+++ RECORD SET

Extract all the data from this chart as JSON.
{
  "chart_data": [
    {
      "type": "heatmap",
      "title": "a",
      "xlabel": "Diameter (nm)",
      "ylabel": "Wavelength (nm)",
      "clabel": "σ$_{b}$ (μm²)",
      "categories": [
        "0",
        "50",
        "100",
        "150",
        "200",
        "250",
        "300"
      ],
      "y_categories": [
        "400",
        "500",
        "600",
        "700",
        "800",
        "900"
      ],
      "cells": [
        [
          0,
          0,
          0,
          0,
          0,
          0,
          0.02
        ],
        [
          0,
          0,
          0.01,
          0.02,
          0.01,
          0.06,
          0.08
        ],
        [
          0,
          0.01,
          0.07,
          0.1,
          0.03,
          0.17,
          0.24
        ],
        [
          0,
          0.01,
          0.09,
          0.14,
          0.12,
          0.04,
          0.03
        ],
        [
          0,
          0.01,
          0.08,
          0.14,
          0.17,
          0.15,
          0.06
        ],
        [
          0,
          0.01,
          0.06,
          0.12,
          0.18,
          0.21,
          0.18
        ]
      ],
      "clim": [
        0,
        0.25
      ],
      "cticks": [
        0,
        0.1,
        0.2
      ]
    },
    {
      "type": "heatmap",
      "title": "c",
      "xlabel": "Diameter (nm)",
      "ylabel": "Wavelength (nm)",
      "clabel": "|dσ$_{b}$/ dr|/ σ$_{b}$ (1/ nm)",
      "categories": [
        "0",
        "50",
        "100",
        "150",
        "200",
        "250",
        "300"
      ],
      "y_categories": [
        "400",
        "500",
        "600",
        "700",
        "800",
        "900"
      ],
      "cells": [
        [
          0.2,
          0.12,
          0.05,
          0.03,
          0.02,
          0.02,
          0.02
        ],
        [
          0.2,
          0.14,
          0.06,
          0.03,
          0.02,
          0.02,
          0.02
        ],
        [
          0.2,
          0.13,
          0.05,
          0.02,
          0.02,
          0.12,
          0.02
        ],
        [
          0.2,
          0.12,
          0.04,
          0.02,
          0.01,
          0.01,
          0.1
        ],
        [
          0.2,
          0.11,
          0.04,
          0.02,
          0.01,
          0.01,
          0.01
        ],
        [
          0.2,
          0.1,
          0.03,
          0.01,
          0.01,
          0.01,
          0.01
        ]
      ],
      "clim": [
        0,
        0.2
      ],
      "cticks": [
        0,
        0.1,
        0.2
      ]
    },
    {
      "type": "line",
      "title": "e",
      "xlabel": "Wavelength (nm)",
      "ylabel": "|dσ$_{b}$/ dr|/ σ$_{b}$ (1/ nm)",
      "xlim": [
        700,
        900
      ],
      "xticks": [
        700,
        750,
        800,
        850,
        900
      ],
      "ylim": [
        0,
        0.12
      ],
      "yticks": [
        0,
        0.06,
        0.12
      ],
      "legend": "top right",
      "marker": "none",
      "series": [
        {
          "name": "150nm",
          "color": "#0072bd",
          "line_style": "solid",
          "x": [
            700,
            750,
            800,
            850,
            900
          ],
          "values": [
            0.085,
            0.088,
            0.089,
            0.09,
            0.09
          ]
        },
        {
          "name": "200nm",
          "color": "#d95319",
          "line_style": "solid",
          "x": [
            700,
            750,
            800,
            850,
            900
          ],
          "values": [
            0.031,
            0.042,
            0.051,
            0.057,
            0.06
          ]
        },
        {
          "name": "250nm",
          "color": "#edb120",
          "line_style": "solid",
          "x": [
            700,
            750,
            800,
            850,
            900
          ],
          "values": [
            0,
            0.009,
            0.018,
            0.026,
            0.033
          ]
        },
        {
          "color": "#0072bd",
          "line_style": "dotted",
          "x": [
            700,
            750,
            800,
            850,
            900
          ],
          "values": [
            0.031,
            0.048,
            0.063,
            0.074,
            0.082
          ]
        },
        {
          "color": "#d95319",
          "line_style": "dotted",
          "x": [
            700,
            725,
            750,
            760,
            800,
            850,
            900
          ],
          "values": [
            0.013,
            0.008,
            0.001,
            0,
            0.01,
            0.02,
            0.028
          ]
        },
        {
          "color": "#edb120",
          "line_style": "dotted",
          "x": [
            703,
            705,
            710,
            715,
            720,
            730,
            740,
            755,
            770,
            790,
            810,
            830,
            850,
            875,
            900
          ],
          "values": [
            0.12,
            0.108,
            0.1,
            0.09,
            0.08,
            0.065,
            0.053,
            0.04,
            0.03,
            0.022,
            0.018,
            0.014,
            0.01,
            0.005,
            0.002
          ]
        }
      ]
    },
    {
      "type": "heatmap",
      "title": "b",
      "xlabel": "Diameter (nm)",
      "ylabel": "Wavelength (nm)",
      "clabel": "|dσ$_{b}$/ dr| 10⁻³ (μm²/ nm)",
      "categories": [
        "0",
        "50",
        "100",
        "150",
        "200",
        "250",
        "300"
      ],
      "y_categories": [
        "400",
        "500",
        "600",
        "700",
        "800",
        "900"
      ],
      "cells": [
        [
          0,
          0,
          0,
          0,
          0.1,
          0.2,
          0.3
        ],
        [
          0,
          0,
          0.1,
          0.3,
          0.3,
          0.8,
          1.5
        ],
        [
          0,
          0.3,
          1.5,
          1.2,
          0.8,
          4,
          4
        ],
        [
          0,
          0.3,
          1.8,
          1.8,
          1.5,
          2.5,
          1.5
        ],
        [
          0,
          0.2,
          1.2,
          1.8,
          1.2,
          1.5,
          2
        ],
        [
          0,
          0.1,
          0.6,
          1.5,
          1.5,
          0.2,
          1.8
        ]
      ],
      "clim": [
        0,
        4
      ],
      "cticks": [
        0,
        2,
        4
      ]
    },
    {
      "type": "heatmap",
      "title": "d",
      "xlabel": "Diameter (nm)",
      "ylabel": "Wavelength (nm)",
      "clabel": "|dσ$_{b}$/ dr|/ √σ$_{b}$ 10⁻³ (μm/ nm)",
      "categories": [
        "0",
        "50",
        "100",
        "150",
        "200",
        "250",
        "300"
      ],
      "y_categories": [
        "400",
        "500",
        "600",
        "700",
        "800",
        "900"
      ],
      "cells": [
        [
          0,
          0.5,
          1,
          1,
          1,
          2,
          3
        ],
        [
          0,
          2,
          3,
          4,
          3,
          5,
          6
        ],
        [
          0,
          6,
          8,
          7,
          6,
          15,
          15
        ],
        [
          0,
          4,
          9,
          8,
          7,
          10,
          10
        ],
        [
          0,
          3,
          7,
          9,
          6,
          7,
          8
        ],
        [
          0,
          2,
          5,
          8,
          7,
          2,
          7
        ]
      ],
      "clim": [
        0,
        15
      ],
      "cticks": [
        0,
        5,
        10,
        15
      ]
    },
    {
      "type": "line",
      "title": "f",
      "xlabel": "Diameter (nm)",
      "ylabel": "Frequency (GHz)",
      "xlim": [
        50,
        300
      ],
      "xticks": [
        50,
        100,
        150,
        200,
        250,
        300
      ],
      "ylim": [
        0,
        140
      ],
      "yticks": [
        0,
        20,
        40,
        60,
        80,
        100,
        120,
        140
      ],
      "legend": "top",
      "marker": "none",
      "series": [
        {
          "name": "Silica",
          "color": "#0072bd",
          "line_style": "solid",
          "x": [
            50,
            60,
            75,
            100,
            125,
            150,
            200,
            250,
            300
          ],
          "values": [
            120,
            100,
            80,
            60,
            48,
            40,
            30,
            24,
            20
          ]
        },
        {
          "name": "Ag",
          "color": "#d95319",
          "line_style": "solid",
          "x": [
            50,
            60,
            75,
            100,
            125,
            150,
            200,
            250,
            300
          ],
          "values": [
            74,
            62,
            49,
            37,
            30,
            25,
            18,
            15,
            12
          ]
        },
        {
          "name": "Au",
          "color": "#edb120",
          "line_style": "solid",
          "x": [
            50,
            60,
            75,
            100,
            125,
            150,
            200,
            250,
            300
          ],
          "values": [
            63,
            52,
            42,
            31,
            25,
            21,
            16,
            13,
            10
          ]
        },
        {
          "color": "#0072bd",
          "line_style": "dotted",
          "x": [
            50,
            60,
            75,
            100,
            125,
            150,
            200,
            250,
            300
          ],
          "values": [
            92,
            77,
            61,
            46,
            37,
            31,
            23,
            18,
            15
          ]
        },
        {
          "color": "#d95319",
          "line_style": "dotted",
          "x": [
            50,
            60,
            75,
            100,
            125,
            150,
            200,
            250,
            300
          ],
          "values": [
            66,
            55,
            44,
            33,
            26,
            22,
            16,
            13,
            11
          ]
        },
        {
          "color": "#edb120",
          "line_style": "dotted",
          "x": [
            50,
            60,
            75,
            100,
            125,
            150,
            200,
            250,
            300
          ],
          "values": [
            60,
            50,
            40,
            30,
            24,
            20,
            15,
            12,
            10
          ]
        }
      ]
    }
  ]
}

++++++

*SHORT TASK*.
Check each line of the entries for the string "name". Copy the lines that have it.

*TASK ANSWER*.
          "name": "150nm",
          "name": "200nm",
          "name": "250nm",
          "name": "Silica",
          "name": "Ag",
          "name": "Au",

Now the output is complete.